_THE TASK_
Look through the entries below and count the lines with the word "What" in them; give only the number.
** Start DATASET CONTENT **
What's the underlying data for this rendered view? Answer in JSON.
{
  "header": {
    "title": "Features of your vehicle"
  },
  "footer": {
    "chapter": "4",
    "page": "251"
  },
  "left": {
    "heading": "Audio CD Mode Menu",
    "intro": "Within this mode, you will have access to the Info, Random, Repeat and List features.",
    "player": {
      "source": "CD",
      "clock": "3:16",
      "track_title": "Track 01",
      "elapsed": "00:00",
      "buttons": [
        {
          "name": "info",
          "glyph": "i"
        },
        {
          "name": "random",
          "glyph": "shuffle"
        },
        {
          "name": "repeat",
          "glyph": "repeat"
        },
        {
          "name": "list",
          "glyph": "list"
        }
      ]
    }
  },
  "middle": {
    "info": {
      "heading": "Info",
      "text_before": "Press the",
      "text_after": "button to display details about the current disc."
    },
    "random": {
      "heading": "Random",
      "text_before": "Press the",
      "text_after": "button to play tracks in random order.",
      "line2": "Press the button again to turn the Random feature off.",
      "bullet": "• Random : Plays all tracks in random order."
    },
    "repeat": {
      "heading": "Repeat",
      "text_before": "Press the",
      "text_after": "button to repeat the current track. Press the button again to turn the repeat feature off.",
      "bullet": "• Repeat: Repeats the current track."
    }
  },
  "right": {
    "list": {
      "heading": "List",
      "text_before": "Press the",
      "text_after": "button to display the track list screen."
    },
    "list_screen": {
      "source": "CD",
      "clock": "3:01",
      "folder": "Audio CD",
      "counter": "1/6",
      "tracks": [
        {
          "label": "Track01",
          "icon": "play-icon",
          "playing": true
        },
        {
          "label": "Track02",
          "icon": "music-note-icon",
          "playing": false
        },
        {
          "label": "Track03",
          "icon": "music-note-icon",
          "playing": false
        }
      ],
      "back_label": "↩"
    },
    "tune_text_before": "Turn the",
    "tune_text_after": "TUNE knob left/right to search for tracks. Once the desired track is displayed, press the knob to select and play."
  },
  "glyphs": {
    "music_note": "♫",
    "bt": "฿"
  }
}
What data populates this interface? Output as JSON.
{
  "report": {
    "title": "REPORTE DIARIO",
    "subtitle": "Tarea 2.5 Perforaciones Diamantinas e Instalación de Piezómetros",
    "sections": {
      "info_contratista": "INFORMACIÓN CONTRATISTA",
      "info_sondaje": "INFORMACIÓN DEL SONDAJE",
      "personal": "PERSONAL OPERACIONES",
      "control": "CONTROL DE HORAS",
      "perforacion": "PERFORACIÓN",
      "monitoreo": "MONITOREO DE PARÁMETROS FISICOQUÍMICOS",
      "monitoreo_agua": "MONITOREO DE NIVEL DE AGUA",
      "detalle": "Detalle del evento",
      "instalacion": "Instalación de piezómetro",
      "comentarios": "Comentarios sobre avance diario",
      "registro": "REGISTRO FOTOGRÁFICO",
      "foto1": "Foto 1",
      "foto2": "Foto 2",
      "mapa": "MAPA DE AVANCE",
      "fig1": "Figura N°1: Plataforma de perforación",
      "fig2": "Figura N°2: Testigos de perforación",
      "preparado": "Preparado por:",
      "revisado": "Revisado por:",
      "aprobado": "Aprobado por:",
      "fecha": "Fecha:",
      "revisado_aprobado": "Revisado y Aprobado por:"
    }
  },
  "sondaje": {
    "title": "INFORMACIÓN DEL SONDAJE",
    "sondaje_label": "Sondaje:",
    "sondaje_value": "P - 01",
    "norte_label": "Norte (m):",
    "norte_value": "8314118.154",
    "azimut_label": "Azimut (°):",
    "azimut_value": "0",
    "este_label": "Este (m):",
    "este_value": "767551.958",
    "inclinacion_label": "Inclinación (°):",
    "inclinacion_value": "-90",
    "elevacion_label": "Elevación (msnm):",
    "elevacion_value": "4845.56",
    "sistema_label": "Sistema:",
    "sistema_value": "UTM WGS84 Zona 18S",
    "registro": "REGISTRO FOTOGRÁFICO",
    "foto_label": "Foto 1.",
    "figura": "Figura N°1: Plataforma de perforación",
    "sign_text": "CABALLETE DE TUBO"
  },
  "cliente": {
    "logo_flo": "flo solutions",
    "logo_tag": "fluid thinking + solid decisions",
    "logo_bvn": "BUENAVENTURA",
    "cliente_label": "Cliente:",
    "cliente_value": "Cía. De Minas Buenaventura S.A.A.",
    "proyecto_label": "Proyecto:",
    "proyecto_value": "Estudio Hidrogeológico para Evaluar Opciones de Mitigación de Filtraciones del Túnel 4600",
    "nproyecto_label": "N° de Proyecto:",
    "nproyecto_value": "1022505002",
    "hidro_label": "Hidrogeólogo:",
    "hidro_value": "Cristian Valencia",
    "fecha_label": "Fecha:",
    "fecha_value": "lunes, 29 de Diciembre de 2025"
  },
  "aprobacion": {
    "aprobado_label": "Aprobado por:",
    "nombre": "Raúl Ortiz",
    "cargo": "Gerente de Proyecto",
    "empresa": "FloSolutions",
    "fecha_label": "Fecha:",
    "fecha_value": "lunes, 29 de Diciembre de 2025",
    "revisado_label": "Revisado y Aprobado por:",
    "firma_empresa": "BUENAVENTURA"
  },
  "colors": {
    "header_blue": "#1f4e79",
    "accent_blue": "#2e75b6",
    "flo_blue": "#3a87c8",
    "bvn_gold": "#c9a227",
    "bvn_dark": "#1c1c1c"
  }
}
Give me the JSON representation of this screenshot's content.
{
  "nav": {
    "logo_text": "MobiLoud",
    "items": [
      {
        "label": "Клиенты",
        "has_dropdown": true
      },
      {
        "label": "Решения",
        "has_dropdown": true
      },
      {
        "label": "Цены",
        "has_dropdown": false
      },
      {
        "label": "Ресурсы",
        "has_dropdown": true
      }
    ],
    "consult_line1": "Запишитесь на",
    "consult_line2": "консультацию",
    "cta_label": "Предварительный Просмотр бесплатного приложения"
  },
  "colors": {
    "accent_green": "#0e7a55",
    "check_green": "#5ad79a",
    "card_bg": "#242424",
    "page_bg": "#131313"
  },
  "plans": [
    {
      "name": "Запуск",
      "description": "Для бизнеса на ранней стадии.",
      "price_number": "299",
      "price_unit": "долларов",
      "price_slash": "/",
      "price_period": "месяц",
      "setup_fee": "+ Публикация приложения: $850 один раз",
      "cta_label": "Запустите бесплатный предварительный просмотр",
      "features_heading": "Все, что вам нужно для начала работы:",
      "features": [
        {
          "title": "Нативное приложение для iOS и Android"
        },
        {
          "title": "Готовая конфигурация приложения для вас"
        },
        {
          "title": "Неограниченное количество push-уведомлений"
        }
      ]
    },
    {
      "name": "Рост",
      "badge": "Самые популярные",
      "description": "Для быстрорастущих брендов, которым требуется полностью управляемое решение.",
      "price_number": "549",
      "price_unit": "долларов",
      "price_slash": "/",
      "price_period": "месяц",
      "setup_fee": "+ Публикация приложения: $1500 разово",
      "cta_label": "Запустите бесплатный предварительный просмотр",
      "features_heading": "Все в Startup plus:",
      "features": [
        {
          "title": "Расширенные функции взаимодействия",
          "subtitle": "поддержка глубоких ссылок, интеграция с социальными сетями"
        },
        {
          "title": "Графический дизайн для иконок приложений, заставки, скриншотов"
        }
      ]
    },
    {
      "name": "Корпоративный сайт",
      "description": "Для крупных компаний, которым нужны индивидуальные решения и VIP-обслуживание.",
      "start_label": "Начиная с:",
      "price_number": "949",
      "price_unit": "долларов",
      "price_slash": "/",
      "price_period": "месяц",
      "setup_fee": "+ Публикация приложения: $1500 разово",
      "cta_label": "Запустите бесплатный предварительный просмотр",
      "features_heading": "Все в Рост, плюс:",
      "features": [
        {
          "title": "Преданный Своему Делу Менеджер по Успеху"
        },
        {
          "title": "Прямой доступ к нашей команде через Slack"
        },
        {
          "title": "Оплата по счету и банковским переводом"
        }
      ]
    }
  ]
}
** End DATASET CONTENT **
_TASK RESULT_
2